**DATA ENTRIES**
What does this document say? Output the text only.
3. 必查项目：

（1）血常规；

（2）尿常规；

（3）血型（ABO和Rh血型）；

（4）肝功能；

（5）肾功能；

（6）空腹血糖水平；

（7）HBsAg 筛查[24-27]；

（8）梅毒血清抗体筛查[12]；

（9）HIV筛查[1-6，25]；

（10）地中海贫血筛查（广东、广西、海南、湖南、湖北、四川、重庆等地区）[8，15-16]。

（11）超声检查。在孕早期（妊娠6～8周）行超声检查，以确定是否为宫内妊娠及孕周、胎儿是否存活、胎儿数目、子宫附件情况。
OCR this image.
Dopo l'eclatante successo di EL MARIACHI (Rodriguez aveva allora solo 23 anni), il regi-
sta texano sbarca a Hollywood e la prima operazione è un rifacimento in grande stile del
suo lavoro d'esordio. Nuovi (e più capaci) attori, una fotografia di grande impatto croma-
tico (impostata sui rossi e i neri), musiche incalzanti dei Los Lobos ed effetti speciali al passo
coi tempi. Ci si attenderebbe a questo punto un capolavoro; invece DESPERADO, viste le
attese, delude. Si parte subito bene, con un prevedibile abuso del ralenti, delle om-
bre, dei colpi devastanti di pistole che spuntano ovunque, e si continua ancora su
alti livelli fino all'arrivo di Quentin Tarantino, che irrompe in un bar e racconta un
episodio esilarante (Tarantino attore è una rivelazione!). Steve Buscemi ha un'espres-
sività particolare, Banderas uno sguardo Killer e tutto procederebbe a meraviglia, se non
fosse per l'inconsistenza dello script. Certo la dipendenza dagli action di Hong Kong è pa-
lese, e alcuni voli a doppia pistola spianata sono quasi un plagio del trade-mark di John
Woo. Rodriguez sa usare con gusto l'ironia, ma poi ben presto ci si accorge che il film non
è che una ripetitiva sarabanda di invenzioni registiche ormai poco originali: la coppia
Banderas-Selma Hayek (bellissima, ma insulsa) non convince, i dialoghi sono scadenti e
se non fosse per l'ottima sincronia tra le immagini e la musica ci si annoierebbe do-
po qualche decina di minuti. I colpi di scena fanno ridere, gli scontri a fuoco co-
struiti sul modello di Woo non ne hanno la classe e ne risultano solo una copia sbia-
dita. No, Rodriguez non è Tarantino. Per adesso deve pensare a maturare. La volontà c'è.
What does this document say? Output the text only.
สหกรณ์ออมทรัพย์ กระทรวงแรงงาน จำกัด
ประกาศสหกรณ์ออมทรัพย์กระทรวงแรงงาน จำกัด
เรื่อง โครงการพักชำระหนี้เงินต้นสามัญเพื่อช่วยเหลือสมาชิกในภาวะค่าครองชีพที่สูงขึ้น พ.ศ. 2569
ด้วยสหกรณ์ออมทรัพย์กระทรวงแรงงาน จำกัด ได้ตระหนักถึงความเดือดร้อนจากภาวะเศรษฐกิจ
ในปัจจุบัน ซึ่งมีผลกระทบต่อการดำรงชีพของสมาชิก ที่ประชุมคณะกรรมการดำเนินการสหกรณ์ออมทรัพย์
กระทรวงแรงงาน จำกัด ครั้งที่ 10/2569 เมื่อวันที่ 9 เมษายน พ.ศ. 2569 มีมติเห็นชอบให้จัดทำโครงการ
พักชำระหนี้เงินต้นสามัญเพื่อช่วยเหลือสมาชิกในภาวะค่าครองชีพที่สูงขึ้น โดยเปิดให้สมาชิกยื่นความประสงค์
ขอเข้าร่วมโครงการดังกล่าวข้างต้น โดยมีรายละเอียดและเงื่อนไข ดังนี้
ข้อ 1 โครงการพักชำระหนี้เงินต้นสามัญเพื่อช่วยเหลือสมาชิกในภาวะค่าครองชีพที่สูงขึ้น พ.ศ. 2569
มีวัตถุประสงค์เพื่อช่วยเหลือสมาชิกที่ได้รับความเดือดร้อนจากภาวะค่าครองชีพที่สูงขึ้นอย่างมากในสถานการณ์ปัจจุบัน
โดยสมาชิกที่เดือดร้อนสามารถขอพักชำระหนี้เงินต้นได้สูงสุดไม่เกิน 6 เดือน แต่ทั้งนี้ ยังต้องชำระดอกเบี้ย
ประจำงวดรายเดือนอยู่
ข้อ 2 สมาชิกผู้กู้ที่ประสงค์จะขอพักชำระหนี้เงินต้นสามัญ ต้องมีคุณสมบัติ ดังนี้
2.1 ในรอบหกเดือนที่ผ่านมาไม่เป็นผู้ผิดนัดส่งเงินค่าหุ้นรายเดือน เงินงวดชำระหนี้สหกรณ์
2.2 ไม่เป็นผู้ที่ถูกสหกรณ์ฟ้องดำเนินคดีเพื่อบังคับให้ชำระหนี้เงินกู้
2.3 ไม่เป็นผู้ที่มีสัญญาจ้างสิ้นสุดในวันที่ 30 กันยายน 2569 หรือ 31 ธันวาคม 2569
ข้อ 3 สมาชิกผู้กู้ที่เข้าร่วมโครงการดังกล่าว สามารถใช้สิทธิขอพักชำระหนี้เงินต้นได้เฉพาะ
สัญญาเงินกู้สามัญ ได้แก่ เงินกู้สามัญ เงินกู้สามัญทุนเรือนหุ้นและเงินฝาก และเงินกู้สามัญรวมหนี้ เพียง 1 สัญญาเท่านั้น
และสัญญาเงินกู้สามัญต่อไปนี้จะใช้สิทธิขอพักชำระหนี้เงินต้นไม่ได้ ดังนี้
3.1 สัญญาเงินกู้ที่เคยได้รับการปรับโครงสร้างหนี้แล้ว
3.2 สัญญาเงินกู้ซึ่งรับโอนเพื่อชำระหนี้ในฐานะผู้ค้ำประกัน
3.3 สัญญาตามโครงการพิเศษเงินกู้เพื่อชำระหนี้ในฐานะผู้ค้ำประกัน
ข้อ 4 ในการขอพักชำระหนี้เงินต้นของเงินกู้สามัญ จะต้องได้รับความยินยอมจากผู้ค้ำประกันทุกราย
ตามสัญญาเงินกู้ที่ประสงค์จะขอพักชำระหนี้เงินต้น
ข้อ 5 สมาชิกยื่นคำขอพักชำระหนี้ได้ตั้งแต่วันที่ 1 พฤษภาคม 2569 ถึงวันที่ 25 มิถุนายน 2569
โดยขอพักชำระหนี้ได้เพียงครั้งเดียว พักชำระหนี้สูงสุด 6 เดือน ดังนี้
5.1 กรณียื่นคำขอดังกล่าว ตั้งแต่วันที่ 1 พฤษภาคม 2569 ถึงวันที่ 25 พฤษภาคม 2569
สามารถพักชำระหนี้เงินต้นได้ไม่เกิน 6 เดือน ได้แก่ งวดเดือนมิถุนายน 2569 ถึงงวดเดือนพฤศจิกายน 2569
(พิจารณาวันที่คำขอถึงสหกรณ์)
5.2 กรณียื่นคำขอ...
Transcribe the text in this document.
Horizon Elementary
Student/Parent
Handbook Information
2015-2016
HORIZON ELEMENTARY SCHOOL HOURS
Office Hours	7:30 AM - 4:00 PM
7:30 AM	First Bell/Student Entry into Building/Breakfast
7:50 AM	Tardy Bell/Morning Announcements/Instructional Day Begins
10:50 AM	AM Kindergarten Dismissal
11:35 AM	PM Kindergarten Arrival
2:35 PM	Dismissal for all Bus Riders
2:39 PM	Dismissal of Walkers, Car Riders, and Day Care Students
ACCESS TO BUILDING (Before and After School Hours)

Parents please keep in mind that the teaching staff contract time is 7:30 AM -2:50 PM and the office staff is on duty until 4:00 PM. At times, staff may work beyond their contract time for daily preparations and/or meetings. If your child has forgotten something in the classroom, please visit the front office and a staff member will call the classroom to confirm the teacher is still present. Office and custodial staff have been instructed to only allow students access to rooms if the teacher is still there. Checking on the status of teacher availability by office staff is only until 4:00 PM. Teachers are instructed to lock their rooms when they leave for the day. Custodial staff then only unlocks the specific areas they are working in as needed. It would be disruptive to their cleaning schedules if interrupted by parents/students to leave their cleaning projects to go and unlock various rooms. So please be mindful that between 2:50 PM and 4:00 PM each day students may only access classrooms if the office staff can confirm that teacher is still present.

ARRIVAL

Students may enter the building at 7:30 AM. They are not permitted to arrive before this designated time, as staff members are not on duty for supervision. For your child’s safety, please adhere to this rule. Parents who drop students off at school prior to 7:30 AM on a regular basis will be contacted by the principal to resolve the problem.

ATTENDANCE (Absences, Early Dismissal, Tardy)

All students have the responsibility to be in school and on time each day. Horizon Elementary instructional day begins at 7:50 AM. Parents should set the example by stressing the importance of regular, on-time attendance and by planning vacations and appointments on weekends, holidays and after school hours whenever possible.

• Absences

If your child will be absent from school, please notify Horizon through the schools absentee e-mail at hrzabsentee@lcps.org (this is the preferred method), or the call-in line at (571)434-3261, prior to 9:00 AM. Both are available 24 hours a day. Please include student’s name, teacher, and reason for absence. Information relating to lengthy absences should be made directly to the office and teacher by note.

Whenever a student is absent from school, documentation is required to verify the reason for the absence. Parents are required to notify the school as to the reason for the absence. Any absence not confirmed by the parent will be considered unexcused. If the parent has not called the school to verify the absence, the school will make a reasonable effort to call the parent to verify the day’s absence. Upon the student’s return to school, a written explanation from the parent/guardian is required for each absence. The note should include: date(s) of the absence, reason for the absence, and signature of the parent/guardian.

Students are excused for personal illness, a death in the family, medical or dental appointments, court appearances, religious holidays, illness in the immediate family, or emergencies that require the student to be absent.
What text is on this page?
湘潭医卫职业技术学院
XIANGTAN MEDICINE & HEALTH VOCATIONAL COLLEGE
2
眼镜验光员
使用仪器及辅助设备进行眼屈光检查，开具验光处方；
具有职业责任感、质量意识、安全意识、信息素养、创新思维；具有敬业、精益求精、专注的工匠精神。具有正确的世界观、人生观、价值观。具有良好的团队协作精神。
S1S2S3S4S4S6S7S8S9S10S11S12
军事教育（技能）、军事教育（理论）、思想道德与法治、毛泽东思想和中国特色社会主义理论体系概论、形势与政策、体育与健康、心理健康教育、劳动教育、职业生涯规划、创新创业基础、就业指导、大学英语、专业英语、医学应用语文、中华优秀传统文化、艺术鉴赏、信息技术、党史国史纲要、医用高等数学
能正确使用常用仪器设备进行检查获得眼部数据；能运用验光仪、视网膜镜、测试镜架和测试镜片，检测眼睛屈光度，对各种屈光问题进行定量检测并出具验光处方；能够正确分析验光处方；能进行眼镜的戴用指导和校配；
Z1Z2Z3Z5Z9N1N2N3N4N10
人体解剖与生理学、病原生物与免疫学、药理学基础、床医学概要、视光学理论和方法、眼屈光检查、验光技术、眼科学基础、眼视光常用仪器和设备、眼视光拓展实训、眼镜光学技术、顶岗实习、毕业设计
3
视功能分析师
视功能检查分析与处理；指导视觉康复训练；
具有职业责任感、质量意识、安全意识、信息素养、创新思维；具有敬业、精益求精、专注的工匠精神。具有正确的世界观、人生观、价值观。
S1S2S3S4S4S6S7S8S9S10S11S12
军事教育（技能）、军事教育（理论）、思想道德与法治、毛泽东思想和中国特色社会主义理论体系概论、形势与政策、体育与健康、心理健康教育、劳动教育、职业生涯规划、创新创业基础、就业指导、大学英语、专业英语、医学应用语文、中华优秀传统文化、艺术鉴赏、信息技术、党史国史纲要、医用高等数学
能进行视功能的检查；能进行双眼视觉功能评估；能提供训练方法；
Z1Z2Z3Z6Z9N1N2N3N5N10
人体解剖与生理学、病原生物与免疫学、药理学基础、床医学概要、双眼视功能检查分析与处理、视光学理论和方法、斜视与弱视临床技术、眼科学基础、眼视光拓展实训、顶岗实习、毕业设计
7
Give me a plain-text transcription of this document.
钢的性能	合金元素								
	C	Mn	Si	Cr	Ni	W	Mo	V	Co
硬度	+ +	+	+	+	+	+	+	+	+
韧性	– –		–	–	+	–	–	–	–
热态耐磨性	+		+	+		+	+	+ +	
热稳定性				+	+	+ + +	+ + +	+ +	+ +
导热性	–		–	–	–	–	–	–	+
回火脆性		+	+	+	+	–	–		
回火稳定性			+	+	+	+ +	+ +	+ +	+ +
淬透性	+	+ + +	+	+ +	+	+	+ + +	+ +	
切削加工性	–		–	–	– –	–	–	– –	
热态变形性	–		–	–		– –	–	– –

**GOAL**
Count how many lines in the data above hold the string "具有敬业", and give the number with no other words.

**WRITTEN SOLUTION**
2